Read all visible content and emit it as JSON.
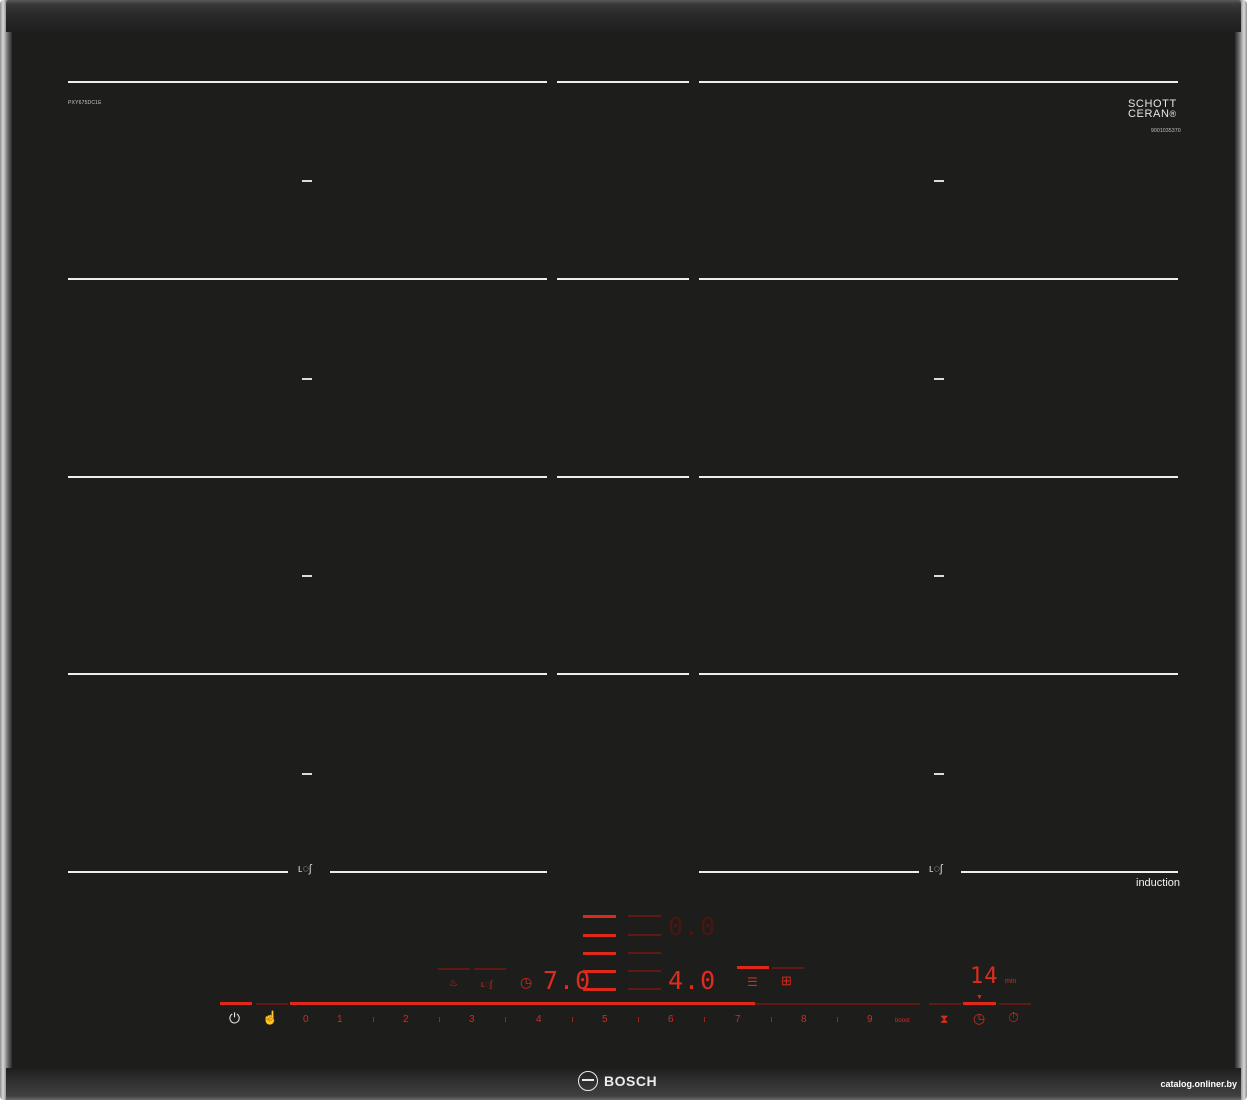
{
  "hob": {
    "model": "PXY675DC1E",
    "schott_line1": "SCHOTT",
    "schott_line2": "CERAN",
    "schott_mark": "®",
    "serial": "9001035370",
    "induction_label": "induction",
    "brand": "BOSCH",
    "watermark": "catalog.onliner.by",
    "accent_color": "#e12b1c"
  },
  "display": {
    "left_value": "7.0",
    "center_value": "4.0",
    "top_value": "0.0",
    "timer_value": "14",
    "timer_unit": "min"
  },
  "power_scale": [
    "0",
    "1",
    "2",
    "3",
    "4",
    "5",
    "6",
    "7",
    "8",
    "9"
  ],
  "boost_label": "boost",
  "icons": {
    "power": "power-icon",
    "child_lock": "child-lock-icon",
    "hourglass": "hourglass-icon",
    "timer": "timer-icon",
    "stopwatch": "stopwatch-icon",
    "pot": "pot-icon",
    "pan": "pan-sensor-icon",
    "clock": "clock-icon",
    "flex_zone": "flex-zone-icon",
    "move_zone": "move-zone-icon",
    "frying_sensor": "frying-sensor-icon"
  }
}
* * *
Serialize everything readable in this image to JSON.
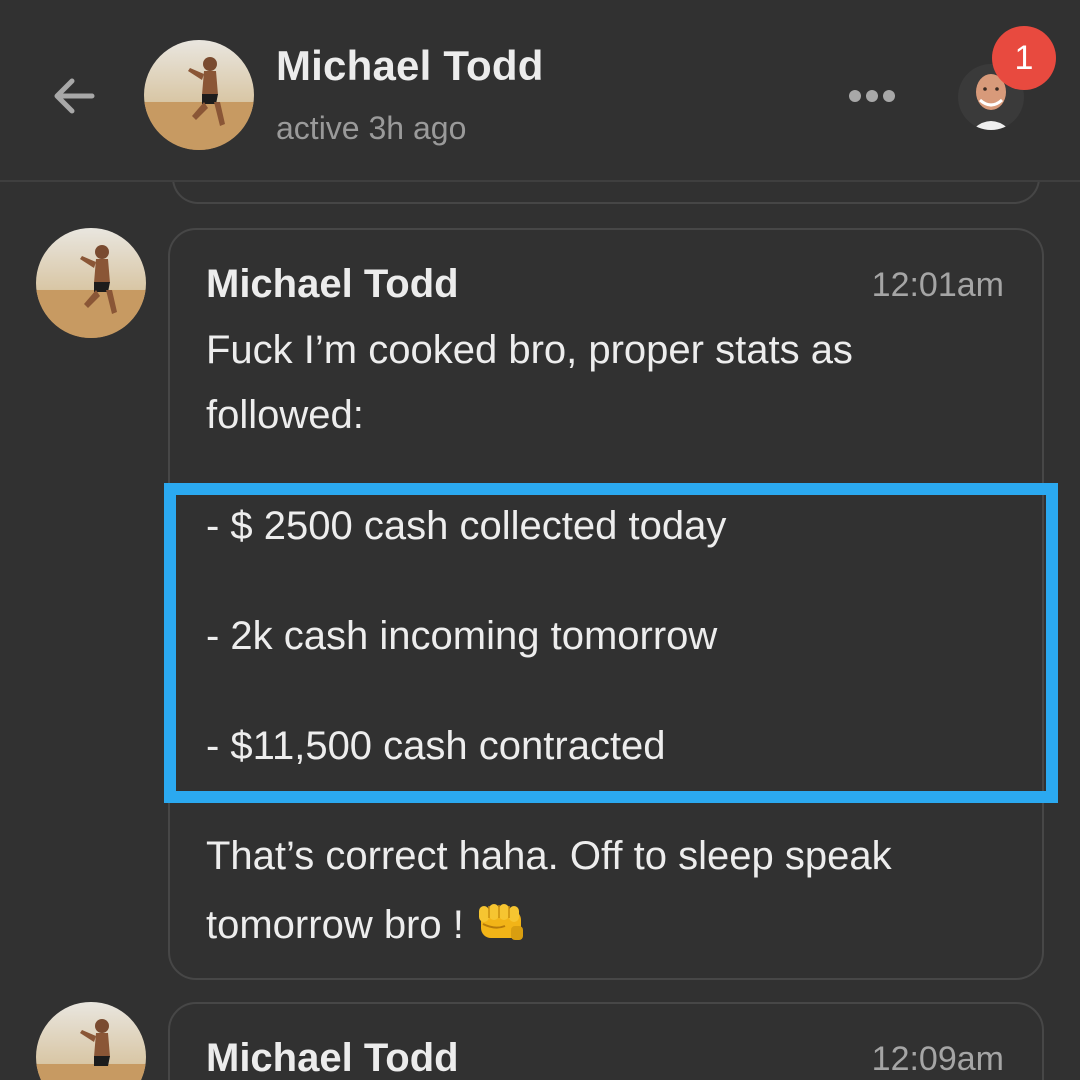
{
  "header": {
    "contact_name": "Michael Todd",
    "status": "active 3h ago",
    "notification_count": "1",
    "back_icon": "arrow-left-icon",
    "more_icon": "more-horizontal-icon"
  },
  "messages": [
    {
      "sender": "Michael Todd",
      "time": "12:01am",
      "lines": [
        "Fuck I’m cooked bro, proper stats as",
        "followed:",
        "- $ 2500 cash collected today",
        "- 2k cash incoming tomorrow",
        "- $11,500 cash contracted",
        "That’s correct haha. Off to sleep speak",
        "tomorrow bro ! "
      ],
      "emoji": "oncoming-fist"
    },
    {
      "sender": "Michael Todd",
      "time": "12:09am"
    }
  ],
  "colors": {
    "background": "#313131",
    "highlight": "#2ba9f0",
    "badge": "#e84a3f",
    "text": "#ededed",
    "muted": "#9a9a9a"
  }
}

** Goal **
Copy each line above that contains the string "tomorrow".

** Response **
        "- 2k cash incoming tomorrow",
        "tomorrow bro ! "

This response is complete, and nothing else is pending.